State only the number of lines that include "surface".

• STORED RECORDS

(begin)

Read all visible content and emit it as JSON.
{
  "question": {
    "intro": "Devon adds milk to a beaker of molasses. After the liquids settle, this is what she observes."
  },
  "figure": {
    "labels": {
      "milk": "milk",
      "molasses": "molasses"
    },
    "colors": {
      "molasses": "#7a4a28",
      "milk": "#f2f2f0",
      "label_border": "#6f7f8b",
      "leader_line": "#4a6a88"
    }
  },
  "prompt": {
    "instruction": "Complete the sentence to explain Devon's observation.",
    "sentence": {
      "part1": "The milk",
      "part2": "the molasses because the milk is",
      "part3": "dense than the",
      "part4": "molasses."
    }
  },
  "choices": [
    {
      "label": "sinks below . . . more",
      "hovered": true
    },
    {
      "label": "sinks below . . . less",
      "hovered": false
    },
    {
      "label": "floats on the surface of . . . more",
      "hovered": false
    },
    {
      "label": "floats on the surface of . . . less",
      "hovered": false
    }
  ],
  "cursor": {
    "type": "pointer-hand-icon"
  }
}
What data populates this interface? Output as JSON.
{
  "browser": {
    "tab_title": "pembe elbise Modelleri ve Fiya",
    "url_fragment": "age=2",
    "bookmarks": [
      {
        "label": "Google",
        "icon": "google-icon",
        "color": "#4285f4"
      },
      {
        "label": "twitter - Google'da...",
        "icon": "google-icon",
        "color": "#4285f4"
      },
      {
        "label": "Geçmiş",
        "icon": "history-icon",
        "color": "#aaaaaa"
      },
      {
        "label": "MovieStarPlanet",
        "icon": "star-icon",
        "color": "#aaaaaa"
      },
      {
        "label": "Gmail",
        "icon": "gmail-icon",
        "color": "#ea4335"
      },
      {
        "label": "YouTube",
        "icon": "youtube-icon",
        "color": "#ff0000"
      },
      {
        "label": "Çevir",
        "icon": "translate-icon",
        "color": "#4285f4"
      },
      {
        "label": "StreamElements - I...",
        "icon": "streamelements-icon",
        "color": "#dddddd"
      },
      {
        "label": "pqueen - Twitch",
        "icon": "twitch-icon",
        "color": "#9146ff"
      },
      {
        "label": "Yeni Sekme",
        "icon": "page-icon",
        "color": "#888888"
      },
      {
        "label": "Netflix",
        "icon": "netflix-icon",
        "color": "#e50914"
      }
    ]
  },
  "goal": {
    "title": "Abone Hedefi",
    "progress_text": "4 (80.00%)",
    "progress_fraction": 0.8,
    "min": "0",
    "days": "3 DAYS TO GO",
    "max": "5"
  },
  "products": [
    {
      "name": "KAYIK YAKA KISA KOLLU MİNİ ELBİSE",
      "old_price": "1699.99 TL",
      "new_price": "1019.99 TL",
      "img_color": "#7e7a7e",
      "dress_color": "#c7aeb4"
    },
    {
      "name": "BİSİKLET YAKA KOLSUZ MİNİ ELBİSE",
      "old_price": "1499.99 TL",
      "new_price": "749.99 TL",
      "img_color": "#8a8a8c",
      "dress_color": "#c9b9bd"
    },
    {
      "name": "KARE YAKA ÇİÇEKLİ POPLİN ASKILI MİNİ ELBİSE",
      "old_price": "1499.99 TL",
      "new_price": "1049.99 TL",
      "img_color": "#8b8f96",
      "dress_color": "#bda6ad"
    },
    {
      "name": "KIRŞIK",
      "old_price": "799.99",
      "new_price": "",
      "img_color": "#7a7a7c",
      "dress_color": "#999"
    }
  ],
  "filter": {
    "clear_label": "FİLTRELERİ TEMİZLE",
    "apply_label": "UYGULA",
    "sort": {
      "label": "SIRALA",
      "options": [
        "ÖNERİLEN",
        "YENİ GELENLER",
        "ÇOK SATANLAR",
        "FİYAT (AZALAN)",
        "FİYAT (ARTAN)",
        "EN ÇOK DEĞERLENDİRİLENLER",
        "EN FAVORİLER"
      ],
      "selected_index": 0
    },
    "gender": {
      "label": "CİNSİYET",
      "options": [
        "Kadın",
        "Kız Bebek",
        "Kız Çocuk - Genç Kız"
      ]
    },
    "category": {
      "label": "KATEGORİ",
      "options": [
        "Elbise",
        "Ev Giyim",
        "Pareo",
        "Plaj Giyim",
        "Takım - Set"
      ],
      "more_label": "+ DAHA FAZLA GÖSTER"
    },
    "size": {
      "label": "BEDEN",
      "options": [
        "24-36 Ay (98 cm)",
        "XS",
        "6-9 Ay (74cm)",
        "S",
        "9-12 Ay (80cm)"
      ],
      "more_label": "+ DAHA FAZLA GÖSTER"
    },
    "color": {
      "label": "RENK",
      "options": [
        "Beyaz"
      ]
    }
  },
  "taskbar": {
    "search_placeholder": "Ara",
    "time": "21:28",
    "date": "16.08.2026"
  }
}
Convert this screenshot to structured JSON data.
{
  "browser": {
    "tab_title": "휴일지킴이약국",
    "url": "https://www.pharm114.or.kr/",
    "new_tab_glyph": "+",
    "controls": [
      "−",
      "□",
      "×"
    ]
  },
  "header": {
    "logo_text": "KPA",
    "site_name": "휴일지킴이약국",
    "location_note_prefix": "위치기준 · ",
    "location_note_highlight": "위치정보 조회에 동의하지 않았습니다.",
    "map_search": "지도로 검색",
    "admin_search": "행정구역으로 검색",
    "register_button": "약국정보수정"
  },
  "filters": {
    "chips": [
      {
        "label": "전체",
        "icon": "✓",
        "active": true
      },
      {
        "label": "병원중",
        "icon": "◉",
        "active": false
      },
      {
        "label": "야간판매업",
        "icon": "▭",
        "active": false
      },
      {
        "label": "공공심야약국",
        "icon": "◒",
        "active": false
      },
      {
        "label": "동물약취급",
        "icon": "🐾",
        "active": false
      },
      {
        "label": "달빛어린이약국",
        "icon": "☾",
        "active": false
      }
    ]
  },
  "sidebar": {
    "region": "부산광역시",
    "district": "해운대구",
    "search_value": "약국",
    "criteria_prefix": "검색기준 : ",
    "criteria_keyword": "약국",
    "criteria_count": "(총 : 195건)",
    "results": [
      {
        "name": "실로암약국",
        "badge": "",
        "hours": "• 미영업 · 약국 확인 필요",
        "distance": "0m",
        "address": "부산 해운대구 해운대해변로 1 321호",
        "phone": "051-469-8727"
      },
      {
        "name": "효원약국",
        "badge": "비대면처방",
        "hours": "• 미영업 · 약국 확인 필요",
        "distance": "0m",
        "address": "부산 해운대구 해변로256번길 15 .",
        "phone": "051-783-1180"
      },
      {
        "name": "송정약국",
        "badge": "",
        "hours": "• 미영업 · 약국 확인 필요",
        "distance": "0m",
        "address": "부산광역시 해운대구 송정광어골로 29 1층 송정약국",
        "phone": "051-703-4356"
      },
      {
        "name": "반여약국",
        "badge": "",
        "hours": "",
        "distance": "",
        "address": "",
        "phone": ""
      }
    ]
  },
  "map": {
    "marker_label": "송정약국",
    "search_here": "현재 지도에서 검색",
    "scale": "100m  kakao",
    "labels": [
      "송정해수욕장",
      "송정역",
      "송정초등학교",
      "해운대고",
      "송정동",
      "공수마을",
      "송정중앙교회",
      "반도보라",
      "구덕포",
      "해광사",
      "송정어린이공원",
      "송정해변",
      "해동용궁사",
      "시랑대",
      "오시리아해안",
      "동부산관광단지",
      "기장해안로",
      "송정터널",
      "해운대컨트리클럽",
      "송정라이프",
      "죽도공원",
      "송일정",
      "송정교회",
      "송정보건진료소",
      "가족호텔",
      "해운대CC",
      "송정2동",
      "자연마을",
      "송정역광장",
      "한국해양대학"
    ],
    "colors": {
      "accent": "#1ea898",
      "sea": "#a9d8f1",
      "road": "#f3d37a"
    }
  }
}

(end)

• OUTPUT OF THE TASK
2